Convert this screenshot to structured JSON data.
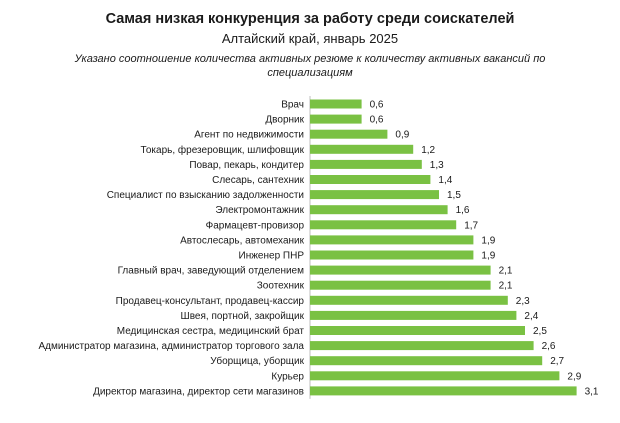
{
  "chart_data": {
    "type": "bar",
    "orientation": "horizontal",
    "title": "Самая низкая конкуренция за работу среди соискателей",
    "subtitle": "Алтайский край, январь 2025",
    "note": "Указано соотношение количества активных резюме к количеству активных вакансий по специализациям",
    "grid": false,
    "bar_color": "#7ac143",
    "categories": [
      "Врач",
      "Дворник",
      "Агент по недвижимости",
      "Токарь, фрезеровщик, шлифовщик",
      "Повар, пекарь, кондитер",
      "Слесарь, сантехник",
      "Специалист по взысканию задолженности",
      "Электромонтажник",
      "Фармацевт-провизор",
      "Автослесарь, автомеханик",
      "Инженер ПНР",
      "Главный врач, заведующий отделением",
      "Зоотехник",
      "Продавец-консультант, продавец-кассир",
      "Швея, портной, закройщик",
      "Медицинская сестра, медицинский брат",
      "Администратор магазина, администратор торгового зала",
      "Уборщица, уборщик",
      "Курьер",
      "Директор магазина, директор сети магазинов"
    ],
    "values": [
      0.6,
      0.6,
      0.9,
      1.2,
      1.3,
      1.4,
      1.5,
      1.6,
      1.7,
      1.9,
      1.9,
      2.1,
      2.1,
      2.3,
      2.4,
      2.5,
      2.6,
      2.7,
      2.9,
      3.1
    ],
    "value_labels": [
      "0,6",
      "0,6",
      "0,9",
      "1,2",
      "1,3",
      "1,4",
      "1,5",
      "1,6",
      "1,7",
      "1,9",
      "1,9",
      "2,1",
      "2,1",
      "2,3",
      "2,4",
      "2,5",
      "2,6",
      "2,7",
      "2,9",
      "3,1"
    ]
  }
}
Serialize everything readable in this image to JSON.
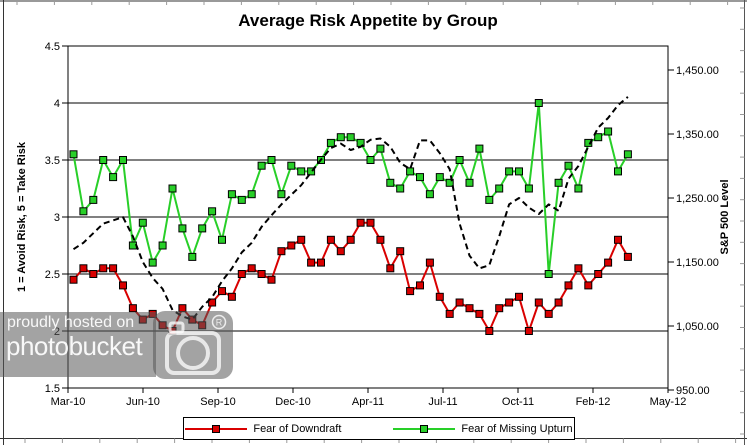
{
  "title": "Average Risk Appetite by Group",
  "watermark": {
    "line1": "proudly hosted on",
    "line2": "photobucket",
    "registered": "R"
  },
  "colors": {
    "downdraft_red": "#d90000",
    "upturn_green": "#28cf28",
    "sp500_black": "#000000",
    "grid_black": "#000000",
    "edge_tick_gray": "#9a9a9a"
  },
  "chart_data": {
    "type": "line",
    "title": "Average Risk Appetite by Group",
    "x_tick_labels": [
      "Mar-10",
      "Jun-10",
      "Sep-10",
      "Dec-10",
      "Apr-11",
      "Jul-11",
      "Oct-11",
      "Feb-12",
      "May-12"
    ],
    "y_left": {
      "label": "1 = Avoid Risk, 5 = Take Risk",
      "min": 1.5,
      "max": 4.5,
      "step": 0.5,
      "tick_labels": [
        "4.5",
        "4",
        "3.5",
        "3",
        "2.5",
        "2",
        "1.5"
      ]
    },
    "y_right": {
      "label": "S&P 500 Level",
      "min": 950,
      "max": 1450,
      "step": 100,
      "tick_labels": [
        "1,450.00",
        "1,350.00",
        "1,250.00",
        "1,150.00",
        "1,050.00",
        "950.00"
      ]
    },
    "grid": "horizontal",
    "legend_position": "bottom",
    "series": [
      {
        "name": "Fear of Missing Upturn",
        "color": "#28cf28",
        "axis": "left",
        "marker": "square",
        "style": "solid",
        "in_legend": true,
        "values": [
          3.55,
          3.05,
          3.15,
          3.5,
          3.35,
          3.5,
          2.75,
          2.95,
          2.6,
          2.75,
          3.25,
          2.9,
          2.65,
          2.9,
          3.05,
          2.8,
          3.2,
          3.15,
          3.2,
          3.45,
          3.5,
          3.2,
          3.45,
          3.4,
          3.4,
          3.5,
          3.65,
          3.7,
          3.7,
          3.65,
          3.5,
          3.6,
          3.3,
          3.25,
          3.4,
          3.35,
          3.2,
          3.35,
          3.3,
          3.5,
          3.3,
          3.6,
          3.15,
          3.25,
          3.4,
          3.4,
          3.25,
          4.0,
          2.5,
          3.3,
          3.45,
          3.25,
          3.65,
          3.7,
          3.75,
          3.4,
          3.55
        ]
      },
      {
        "name": "Fear of Downdraft",
        "color": "#d90000",
        "axis": "left",
        "marker": "square",
        "style": "solid",
        "in_legend": true,
        "values": [
          2.45,
          2.55,
          2.5,
          2.55,
          2.55,
          2.4,
          2.2,
          2.1,
          2.15,
          2.05,
          2.0,
          2.2,
          2.1,
          2.05,
          2.25,
          2.35,
          2.3,
          2.5,
          2.55,
          2.5,
          2.45,
          2.7,
          2.75,
          2.8,
          2.6,
          2.6,
          2.8,
          2.7,
          2.8,
          2.95,
          2.95,
          2.8,
          2.55,
          2.7,
          2.35,
          2.4,
          2.6,
          2.3,
          2.15,
          2.25,
          2.2,
          2.15,
          2.0,
          2.2,
          2.25,
          2.3,
          2.0,
          2.25,
          2.15,
          2.25,
          2.4,
          2.55,
          2.4,
          2.5,
          2.6,
          2.8,
          2.65
        ]
      },
      {
        "name": "S&P 500",
        "color": "#000000",
        "axis": "right",
        "marker": "none",
        "style": "dashed",
        "in_legend": false,
        "values": [
          1170,
          1180,
          1195,
          1210,
          1215,
          1220,
          1190,
          1150,
          1125,
          1108,
          1075,
          1065,
          1060,
          1080,
          1095,
          1120,
          1140,
          1165,
          1180,
          1205,
          1223,
          1240,
          1255,
          1270,
          1290,
          1310,
          1328,
          1335,
          1325,
          1330,
          1341,
          1343,
          1330,
          1305,
          1295,
          1340,
          1340,
          1320,
          1295,
          1210,
          1160,
          1140,
          1145,
          1190,
          1240,
          1250,
          1235,
          1225,
          1240,
          1230,
          1280,
          1300,
          1330,
          1360,
          1375,
          1395,
          1408
        ]
      }
    ],
    "legend_entries": [
      "Fear of Downdraft",
      "Fear of Missing Upturn"
    ]
  }
}
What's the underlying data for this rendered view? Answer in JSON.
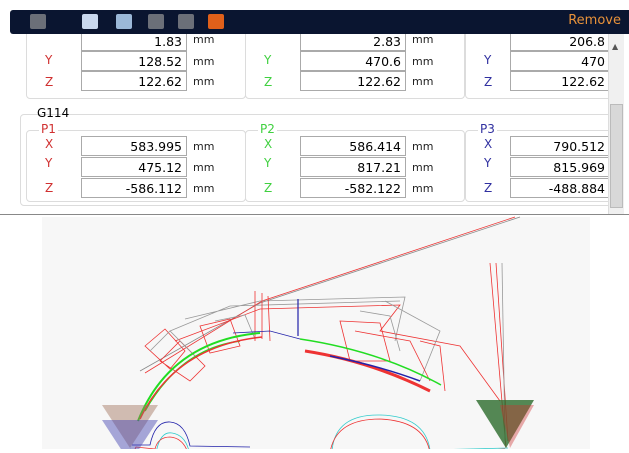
{
  "toolbar": {
    "icons": [
      "save-icon",
      "export-icon",
      "comment-add-icon",
      "layers-icon",
      "measure-icon",
      "line-tool-icon"
    ],
    "remove_label": "Remove",
    "accent": "#e8923a"
  },
  "top_group": {
    "p1": {
      "x": "1.83",
      "y": "128.52",
      "z": "122.62"
    },
    "p2": {
      "x": "2.83",
      "y": "470.6",
      "z": "122.62"
    },
    "p3": {
      "x": "206.8",
      "y": "470",
      "z": "122.62"
    }
  },
  "g114": {
    "title": "G114",
    "p1": {
      "label": "P1",
      "x": "583.995",
      "y": "475.12",
      "z": "-586.112"
    },
    "p2": {
      "label": "P2",
      "x": "586.414",
      "y": "817.21",
      "z": "-582.122"
    },
    "p3": {
      "label": "P3",
      "x": "790.512",
      "y": "815.969",
      "z": "-488.884"
    }
  },
  "axis": {
    "x": "X",
    "y": "Y",
    "z": "Z"
  },
  "unit": "mm",
  "colors": {
    "p1": "#d03030",
    "p2": "#40d040",
    "p3": "#3030a0"
  }
}
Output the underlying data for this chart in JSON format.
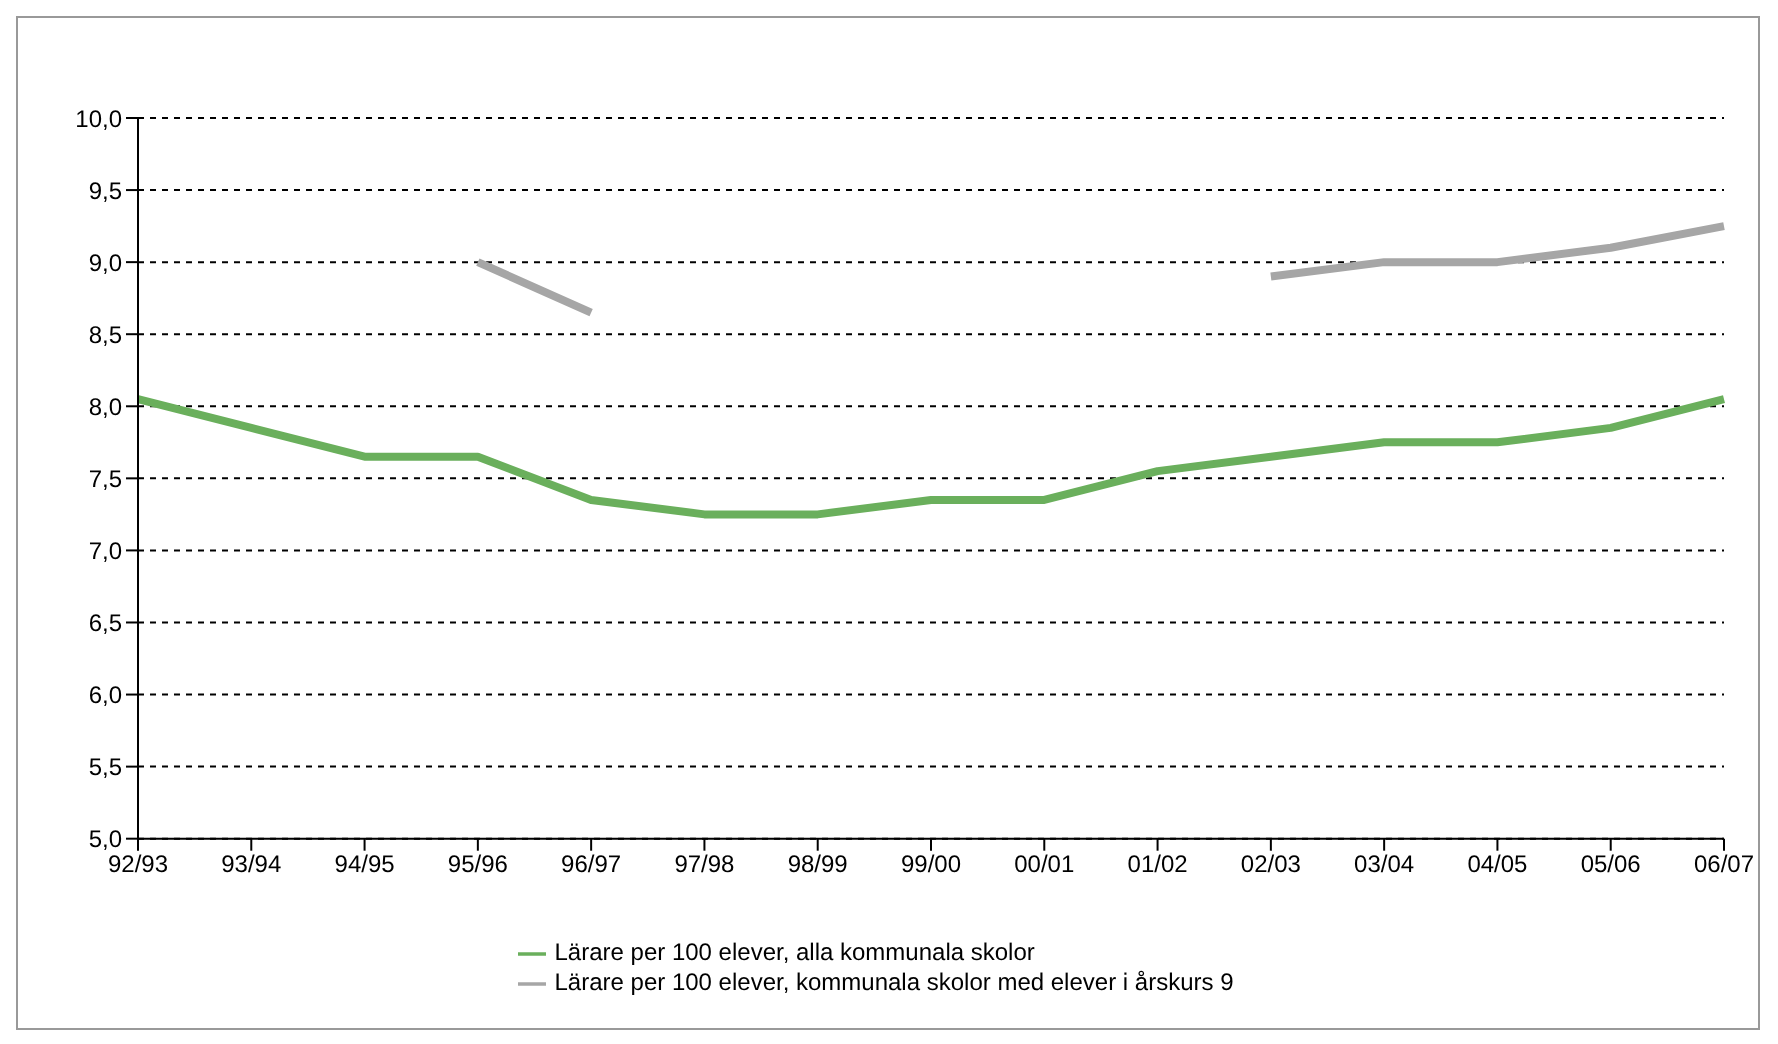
{
  "chart_data": {
    "type": "line",
    "categories": [
      "92/93",
      "93/94",
      "94/95",
      "95/96",
      "96/97",
      "97/98",
      "98/99",
      "99/00",
      "00/01",
      "01/02",
      "02/03",
      "03/04",
      "04/05",
      "05/06",
      "06/07"
    ],
    "series": [
      {
        "name": "Lärare per 100 elever, kommunala skolor med elever i årskurs 9",
        "color": "#a6a6a6",
        "values": [
          null,
          null,
          null,
          9.0,
          8.65,
          null,
          null,
          null,
          null,
          null,
          8.9,
          9.0,
          9.0,
          9.1,
          9.25
        ]
      },
      {
        "name": "Lärare per 100 elever, alla kommunala skolor",
        "color": "#6aaf5c",
        "values": [
          8.05,
          7.85,
          7.65,
          7.65,
          7.35,
          7.25,
          7.25,
          7.35,
          7.35,
          7.55,
          7.65,
          7.75,
          7.75,
          7.85,
          8.05
        ]
      }
    ],
    "ylim": [
      5,
      10
    ],
    "yticks": [
      {
        "value": 5,
        "label": "5,0"
      },
      {
        "value": 5.5,
        "label": "5,5"
      },
      {
        "value": 6,
        "label": "6,0"
      },
      {
        "value": 6.5,
        "label": "6,5"
      },
      {
        "value": 7,
        "label": "7,0"
      },
      {
        "value": 7.5,
        "label": "7,5"
      },
      {
        "value": 8,
        "label": "8,0"
      },
      {
        "value": 8.5,
        "label": "8,5"
      },
      {
        "value": 9,
        "label": "9,0"
      },
      {
        "value": 9.5,
        "label": "9,5"
      },
      {
        "value": 10,
        "label": "10,0"
      }
    ],
    "grid": "y",
    "legend": "bottom",
    "marker": "none",
    "line_style": "solid"
  }
}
====
→ **WHAT YOU ARE ASKED TO DO**
Repeat exactly the lines in the entries from the one containing "Output the underlying" to the final line, inclusive, and nothing beyond them; skip pictures.

→ **CORRECT ANSWER**
Output the underlying data for this chart in JSON format.
{
  "chart_data": {
    "type": "line",
    "categories": [
      "92/93",
      "93/94",
      "94/95",
      "95/96",
      "96/97",
      "97/98",
      "98/99",
      "99/00",
      "00/01",
      "01/02",
      "02/03",
      "03/04",
      "04/05",
      "05/06",
      "06/07"
    ],
    "series": [
      {
        "name": "Lärare per 100 elever, kommunala skolor med elever i årskurs 9",
        "color": "#a6a6a6",
        "values": [
          null,
          null,
          null,
          9.0,
          8.65,
          null,
          null,
          null,
          null,
          null,
          8.9,
          9.0,
          9.0,
          9.1,
          9.25
        ]
      },
      {
        "name": "Lärare per 100 elever, alla kommunala skolor",
        "color": "#6aaf5c",
        "values": [
          8.05,
          7.85,
          7.65,
          7.65,
          7.35,
          7.25,
          7.25,
          7.35,
          7.35,
          7.55,
          7.65,
          7.75,
          7.75,
          7.85,
          8.05
        ]
      }
    ],
    "ylim": [
      5,
      10
    ],
    "yticks": [
      {
        "value": 5,
        "label": "5,0"
      },
      {
        "value": 5.5,
        "label": "5,5"
      },
      {
        "value": 6,
        "label": "6,0"
      },
      {
        "value": 6.5,
        "label": "6,5"
      },
      {
        "value": 7,
        "label": "7,0"
      },
      {
        "value": 7.5,
        "label": "7,5"
      },
      {
        "value": 8,
        "label": "8,0"
      },
      {
        "value": 8.5,
        "label": "8,5"
      },
      {
        "value": 9,
        "label": "9,0"
      },
      {
        "value": 9.5,
        "label": "9,5"
      },
      {
        "value": 10,
        "label": "10,0"
      }
    ],
    "grid": "y",
    "legend": "bottom",
    "marker": "none",
    "line_style": "solid"
  }
}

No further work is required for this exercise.